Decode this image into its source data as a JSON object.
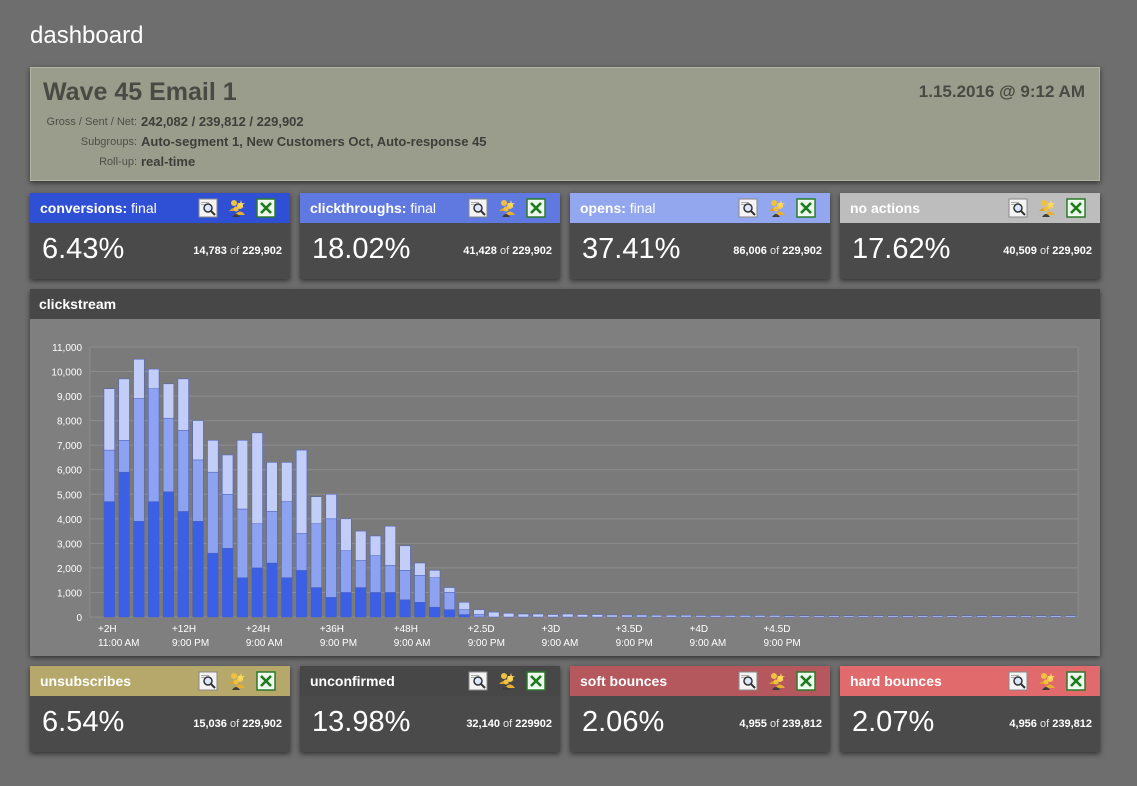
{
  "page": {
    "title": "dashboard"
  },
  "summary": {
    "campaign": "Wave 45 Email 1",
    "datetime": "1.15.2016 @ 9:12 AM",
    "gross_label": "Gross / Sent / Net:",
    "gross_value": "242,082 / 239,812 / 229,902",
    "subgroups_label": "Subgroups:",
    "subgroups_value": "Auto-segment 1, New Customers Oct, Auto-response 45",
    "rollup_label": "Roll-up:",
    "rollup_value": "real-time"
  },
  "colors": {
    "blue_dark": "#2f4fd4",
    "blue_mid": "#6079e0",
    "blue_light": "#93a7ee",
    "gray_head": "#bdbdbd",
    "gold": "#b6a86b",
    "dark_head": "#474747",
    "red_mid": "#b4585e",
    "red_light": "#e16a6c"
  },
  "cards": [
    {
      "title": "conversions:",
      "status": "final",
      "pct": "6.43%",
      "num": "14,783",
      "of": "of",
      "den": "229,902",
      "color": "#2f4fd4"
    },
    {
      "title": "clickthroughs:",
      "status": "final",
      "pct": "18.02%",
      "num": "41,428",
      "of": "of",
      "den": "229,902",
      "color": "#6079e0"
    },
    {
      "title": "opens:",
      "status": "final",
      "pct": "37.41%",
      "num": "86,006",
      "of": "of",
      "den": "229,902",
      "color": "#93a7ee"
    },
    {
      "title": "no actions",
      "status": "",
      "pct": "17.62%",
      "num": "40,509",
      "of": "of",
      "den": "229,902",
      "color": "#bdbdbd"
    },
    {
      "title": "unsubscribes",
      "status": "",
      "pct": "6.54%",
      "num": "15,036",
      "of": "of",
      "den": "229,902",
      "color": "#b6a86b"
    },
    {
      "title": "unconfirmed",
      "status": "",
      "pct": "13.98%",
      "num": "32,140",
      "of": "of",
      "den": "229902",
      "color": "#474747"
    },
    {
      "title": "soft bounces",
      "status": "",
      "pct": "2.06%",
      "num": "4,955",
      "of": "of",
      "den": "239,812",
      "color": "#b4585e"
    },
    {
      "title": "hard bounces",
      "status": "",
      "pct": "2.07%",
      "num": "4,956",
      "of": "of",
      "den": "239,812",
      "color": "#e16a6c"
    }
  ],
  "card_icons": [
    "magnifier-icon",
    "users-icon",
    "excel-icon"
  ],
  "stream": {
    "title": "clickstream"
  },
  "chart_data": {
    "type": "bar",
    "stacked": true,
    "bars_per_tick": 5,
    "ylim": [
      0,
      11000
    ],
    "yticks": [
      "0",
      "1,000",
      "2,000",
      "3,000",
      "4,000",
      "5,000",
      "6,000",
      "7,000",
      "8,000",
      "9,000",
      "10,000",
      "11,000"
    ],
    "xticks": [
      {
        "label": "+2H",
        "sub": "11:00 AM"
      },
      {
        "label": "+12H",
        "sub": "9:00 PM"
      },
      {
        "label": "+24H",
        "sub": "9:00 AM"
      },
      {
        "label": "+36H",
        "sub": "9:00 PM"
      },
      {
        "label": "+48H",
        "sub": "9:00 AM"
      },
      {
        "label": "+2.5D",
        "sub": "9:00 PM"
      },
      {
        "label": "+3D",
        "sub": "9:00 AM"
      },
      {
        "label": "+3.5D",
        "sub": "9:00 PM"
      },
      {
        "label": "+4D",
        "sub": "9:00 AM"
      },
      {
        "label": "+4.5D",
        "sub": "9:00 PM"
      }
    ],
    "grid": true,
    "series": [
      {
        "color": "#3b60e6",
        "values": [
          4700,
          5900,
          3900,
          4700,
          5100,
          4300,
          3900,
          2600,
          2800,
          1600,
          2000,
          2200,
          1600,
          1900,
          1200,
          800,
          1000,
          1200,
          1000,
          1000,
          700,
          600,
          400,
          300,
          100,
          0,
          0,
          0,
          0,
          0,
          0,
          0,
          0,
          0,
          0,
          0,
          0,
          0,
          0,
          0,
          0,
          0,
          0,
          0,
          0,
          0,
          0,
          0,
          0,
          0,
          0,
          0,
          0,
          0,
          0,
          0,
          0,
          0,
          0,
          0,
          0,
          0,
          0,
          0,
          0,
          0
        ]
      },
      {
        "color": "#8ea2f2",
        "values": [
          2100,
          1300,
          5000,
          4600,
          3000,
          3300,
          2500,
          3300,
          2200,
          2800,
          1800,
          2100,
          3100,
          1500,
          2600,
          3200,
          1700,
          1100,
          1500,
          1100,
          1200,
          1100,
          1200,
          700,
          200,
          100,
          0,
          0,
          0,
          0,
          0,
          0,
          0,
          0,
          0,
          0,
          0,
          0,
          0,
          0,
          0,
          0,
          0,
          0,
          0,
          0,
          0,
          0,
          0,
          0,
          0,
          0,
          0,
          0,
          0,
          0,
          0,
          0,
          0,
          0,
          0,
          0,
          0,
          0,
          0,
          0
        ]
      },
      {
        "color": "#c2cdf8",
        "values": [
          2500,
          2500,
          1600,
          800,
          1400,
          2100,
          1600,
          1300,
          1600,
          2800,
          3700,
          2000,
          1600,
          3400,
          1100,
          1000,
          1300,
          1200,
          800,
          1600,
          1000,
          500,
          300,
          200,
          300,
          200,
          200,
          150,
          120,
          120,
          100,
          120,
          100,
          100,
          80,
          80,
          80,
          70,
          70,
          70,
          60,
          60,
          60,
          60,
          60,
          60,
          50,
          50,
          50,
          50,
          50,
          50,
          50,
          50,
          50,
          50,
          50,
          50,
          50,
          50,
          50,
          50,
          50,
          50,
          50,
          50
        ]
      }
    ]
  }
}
·····
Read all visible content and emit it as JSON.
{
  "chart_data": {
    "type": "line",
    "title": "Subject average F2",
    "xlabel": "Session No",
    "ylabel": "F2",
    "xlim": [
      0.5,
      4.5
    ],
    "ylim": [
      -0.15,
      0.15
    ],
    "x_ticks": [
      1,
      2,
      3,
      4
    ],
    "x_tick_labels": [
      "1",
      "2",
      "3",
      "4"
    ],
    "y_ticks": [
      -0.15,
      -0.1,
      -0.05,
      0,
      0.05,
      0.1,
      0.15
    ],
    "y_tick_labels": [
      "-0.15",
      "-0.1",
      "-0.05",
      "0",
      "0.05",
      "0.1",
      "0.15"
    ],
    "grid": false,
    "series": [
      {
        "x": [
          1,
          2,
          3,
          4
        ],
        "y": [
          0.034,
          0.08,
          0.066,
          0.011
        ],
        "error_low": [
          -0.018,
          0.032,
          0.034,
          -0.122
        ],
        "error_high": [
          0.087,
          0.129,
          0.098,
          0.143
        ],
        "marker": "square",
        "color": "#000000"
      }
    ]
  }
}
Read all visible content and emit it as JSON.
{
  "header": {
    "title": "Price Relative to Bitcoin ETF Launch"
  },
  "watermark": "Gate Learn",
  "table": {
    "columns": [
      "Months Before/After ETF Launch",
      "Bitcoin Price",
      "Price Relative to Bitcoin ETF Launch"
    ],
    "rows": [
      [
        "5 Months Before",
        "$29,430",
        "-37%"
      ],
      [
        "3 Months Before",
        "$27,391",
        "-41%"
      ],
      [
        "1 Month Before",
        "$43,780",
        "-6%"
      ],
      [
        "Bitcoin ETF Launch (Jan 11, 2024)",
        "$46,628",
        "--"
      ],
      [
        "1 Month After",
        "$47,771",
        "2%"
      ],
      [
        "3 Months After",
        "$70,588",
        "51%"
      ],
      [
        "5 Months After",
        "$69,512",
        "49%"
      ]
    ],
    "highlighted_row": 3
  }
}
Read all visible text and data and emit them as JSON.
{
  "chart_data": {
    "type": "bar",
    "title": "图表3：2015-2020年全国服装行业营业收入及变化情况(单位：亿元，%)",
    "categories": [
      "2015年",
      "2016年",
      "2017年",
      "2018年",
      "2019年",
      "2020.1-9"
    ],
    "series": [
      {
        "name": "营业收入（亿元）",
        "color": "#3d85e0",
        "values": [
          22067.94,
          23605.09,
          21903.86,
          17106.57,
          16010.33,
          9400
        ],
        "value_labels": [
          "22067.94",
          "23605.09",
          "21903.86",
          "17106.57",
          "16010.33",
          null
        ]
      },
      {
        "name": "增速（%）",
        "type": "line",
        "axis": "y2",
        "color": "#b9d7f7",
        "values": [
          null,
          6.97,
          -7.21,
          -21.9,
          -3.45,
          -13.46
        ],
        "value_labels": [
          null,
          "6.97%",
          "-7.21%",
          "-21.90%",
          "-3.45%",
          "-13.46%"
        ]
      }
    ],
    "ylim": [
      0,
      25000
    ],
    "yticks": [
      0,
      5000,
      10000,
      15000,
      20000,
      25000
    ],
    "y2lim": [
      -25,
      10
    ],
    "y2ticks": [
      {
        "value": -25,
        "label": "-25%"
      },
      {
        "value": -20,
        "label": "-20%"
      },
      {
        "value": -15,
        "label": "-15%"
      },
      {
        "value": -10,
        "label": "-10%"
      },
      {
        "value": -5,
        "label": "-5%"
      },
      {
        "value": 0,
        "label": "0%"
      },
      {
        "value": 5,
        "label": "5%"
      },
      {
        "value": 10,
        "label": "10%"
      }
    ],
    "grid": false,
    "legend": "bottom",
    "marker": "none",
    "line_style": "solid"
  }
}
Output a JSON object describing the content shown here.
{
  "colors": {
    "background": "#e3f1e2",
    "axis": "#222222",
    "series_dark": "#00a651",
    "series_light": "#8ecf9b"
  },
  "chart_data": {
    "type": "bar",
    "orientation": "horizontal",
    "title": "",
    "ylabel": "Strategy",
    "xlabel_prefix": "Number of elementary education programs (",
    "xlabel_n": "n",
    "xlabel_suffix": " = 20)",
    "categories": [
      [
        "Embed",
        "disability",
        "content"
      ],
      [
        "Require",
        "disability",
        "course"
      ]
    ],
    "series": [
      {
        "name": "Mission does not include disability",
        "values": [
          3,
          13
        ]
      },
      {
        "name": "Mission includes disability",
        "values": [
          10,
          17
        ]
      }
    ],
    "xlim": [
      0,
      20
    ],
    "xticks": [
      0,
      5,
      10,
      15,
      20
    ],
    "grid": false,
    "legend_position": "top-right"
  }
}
·····
The exercise:
Say, as a bare number, how many lines in the entries above include the string "bounces".

Right answer:
2